**Exercise directions:** Please transcribe the data that follows without the pictures, keeping every word the same.

(Stored entries)
==*==
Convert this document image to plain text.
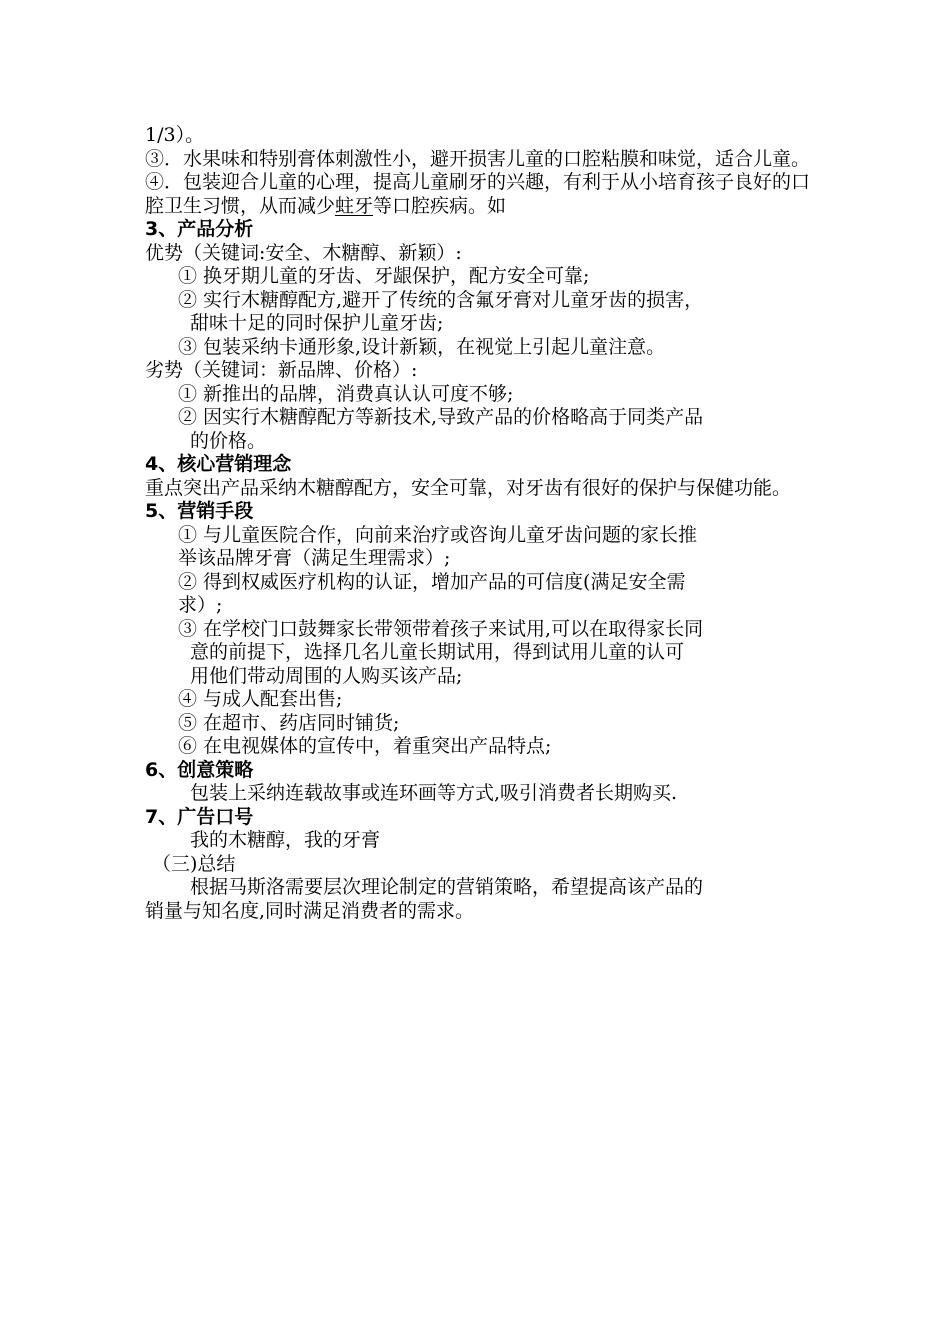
1/3）。
③．水果味和特别膏体刺激性小，避开损害儿童的口腔粘膜和味觉，适合儿童。
④．包装迎合儿童的心理，提高儿童刷牙的兴趣，有利于从小培育孩子良好的口腔卫生习惯，从而减少蛀牙等口腔疾病。如
3、产品分析
优势（关键词:安全、木糖醇、新颖）:
① 换牙期儿童的牙齿、牙龈保护，配方安全可靠;
② 实行木糖醇配方,避开了传统的含氟牙膏对儿童牙齿的损害，
甜味十足的同时保护儿童牙齿;
③ 包装采纳卡通形象,设计新颖，在视觉上引起儿童注意。
劣势（关键词：新品牌、价格）:
① 新推出的品牌，消费真认认可度不够;
② 因实行木糖醇配方等新技术,导致产品的价格略高于同类产品
的价格。
4、核心营销理念
重点突出产品采纳木糖醇配方，安全可靠，对牙齿有很好的保护与保健功能。
5、营销手段
① 与儿童医院合作，向前来治疗或咨询儿童牙齿问题的家长推
举该品牌牙膏（满足生理需求）;
② 得到权威医疗机构的认证，增加产品的可信度(满足安全需
求）;
③ 在学校门口鼓舞家长带领带着孩子来试用,可以在取得家长同
意的前提下，选择几名儿童长期试用，得到试用儿童的认可
用他们带动周围的人购买该产品;
④ 与成人配套出售;
⑤ 在超市、药店同时铺货;
⑥ 在电视媒体的宣传中，着重突出产品特点;
6、创意策略
包装上采纳连载故事或连环画等方式,吸引消费者长期购买.
7、广告口号
我的木糖醇，我的牙膏
（三)总结
根据马斯洛需要层次理论制定的营销策略，希望提高该产品的
销量与知名度,同时满足消费者的需求。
==*==
**Answer to this exercise:**
Convert this document image to plain text.
1/3）。
③．水果味和特别膏体刺激性小，避开损害儿童的口腔粘膜和味觉，适合儿童。
④．包装迎合儿童的心理，提高儿童刷牙的兴趣，有利于从小培育孩子良好的口腔卫生习惯，从而减少蛀牙等口腔疾病。如
3、产品分析
优势（关键词:安全、木糖醇、新颖）:
① 换牙期儿童的牙齿、牙龈保护，配方安全可靠;
② 实行木糖醇配方,避开了传统的含氟牙膏对儿童牙齿的损害，
甜味十足的同时保护儿童牙齿;
③ 包装采纳卡通形象,设计新颖，在视觉上引起儿童注意。
劣势（关键词：新品牌、价格）:
① 新推出的品牌，消费真认认可度不够;
② 因实行木糖醇配方等新技术,导致产品的价格略高于同类产品
的价格。
4、核心营销理念
重点突出产品采纳木糖醇配方，安全可靠，对牙齿有很好的保护与保健功能。
5、营销手段
① 与儿童医院合作，向前来治疗或咨询儿童牙齿问题的家长推
举该品牌牙膏（满足生理需求）;
② 得到权威医疗机构的认证，增加产品的可信度(满足安全需
求）;
③ 在学校门口鼓舞家长带领带着孩子来试用,可以在取得家长同
意的前提下，选择几名儿童长期试用，得到试用儿童的认可
用他们带动周围的人购买该产品;
④ 与成人配套出售;
⑤ 在超市、药店同时铺货;
⑥ 在电视媒体的宣传中，着重突出产品特点;
6、创意策略
包装上采纳连载故事或连环画等方式,吸引消费者长期购买.
7、广告口号
我的木糖醇，我的牙膏
（三)总结
根据马斯洛需要层次理论制定的营销策略，希望提高该产品的
销量与知名度,同时满足消费者的需求。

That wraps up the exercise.